* SET PROBLEM A
Reproduce the passage below on the format of string resources word for word, in full.

The format of string resources


Unlike the other resource formats, where the resource identifier is the same as the value listed in the *.rc file, string resources are packaged in “bundles”. There is a rather terse description of this in Knowledge Base article Q196774. Today we’re going to expand that terse description into actual code.

The strings listed in the *.rc file are grouped together in bundles of sixteen. So the first bundle contains strings 0 through 15, the second bundle contains strings 16 through 31, and so on. In general, bundle N contains strings (N-1)*16 through (N-1)*16+15.

The strings in each bundle are stored as counted UNICODE strings, not null-terminated strings. If there are gaps in the numbering, null strings are used. So for example if your string table had only strings 16 and 31, there would be one bundle (number 2), which consists of string 16, fourteen null strings, then string 31.

(Note that this means there is no way to tell the difference between “string 20 is a string that has length zero” and “string 20 doesn’t exist”.)

The LoadString function is rather limiting in a few ways:

  • You can’t pass a language ID. If your resources are multilingual, you can’t load strings from a nondefault language.

  • You can’t query the length of a resource string.

Let’s write some functions that remove these limitations.

LPCWSTR FindStringResourceEx(HINSTANCE hinst,
 UINT uId, UINT langId)

* RECORDS
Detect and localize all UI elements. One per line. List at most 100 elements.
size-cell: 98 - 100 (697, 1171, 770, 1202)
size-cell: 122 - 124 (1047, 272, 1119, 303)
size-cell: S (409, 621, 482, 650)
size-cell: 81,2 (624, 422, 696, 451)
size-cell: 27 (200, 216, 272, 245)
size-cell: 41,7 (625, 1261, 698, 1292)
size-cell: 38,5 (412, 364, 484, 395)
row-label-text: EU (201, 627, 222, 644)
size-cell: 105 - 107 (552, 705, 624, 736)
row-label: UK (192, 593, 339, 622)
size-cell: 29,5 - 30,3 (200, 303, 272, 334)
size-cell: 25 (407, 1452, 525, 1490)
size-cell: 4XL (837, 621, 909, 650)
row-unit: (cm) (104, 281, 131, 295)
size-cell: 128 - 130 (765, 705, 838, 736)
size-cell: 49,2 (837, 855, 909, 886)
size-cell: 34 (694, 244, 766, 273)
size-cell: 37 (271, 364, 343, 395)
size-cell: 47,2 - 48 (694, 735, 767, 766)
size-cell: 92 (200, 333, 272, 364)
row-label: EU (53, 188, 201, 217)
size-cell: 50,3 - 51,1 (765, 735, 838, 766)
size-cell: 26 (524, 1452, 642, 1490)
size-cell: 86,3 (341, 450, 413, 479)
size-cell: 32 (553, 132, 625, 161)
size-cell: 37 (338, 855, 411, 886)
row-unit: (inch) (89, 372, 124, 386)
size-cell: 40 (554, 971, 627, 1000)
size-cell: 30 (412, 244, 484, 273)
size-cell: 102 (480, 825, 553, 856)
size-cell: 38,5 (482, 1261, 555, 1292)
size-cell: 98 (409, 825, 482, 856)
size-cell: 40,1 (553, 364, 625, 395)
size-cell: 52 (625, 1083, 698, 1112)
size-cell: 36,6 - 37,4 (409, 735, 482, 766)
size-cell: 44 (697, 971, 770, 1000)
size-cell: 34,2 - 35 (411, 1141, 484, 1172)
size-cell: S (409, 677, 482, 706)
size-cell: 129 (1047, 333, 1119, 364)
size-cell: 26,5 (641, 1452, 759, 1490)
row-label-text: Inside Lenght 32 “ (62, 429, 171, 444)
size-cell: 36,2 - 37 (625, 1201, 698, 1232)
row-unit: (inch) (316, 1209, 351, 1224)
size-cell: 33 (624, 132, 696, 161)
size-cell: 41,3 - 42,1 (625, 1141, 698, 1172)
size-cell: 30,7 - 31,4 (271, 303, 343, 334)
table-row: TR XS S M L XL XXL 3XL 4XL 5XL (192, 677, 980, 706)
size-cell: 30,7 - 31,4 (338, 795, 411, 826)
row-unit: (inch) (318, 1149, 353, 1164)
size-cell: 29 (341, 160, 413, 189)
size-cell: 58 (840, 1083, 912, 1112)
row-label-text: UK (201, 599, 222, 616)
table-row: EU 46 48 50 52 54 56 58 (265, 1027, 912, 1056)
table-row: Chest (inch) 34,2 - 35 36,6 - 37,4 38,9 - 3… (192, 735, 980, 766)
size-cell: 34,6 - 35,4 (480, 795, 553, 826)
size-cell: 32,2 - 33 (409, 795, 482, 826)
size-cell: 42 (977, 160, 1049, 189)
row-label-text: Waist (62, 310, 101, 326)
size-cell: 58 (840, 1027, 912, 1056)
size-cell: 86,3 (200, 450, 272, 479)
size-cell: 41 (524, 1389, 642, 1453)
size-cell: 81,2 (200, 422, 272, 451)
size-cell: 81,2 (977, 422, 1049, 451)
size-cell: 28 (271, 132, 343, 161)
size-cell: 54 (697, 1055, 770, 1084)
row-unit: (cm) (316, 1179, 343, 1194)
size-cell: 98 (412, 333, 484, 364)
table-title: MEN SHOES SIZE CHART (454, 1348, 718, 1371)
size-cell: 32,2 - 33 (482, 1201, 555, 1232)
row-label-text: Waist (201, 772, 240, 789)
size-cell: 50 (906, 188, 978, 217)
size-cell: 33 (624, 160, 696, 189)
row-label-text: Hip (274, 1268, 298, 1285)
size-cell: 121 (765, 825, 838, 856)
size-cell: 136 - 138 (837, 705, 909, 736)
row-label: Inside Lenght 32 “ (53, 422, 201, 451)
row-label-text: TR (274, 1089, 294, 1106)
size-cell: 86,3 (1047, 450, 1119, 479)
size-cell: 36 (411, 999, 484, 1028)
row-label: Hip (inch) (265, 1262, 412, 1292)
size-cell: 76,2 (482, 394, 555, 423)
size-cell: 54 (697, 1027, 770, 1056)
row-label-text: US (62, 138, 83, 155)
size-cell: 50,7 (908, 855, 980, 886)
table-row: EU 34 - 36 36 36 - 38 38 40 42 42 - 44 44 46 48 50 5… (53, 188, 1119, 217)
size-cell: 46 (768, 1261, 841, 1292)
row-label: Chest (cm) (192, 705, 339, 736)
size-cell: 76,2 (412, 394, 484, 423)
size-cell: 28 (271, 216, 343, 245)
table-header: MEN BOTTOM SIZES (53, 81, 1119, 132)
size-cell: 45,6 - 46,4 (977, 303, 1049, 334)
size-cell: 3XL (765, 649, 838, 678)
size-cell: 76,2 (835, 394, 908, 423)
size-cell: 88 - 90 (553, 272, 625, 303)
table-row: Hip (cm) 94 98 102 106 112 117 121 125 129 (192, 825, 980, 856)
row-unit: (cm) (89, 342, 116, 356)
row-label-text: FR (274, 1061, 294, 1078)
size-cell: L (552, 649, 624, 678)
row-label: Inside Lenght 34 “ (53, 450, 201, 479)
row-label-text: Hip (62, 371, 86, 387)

* SET PROBLEM B
Quote the rows above, starting at the first row and ending with the line containing "size-cell: 27 (200, 216, 272, 245)", with both end lines included.

* TASK RESULT A
The format of string resources


Unlike the other resource formats, where the resource identifier is the same as the value listed in the *.rc file, string resources are packaged in “bundles”. There is a rather terse description of this in Knowledge Base article Q196774. Today we’re going to expand that terse description into actual code.

The strings listed in the *.rc file are grouped together in bundles of sixteen. So the first bundle contains strings 0 through 15, the second bundle contains strings 16 through 31, and so on. In general, bundle N contains strings (N-1)*16 through (N-1)*16+15.

The strings in each bundle are stored as counted UNICODE strings, not null-terminated strings. If there are gaps in the numbering, null strings are used. So for example if your string table had only strings 16 and 31, there would be one bundle (number 2), which consists of string 16, fourteen null strings, then string 31.

(Note that this means there is no way to tell the difference between “string 20 is a string that has length zero” and “string 20 doesn’t exist”.)

The LoadString function is rather limiting in a few ways:

  • You can’t pass a language ID. If your resources are multilingual, you can’t load strings from a nondefault language.

  • You can’t query the length of a resource string.

Let’s write some functions that remove these limitations.

LPCWSTR FindStringResourceEx(HINSTANCE hinst,
 UINT uId, UINT langId)

* TASK RESULT B
Detect and localize all UI elements. One per line. List at most 100 elements.
size-cell: 98 - 100 (697, 1171, 770, 1202)
size-cell: 122 - 124 (1047, 272, 1119, 303)
size-cell: S (409, 621, 482, 650)
size-cell: 81,2 (624, 422, 696, 451)
size-cell: 27 (200, 216, 272, 245)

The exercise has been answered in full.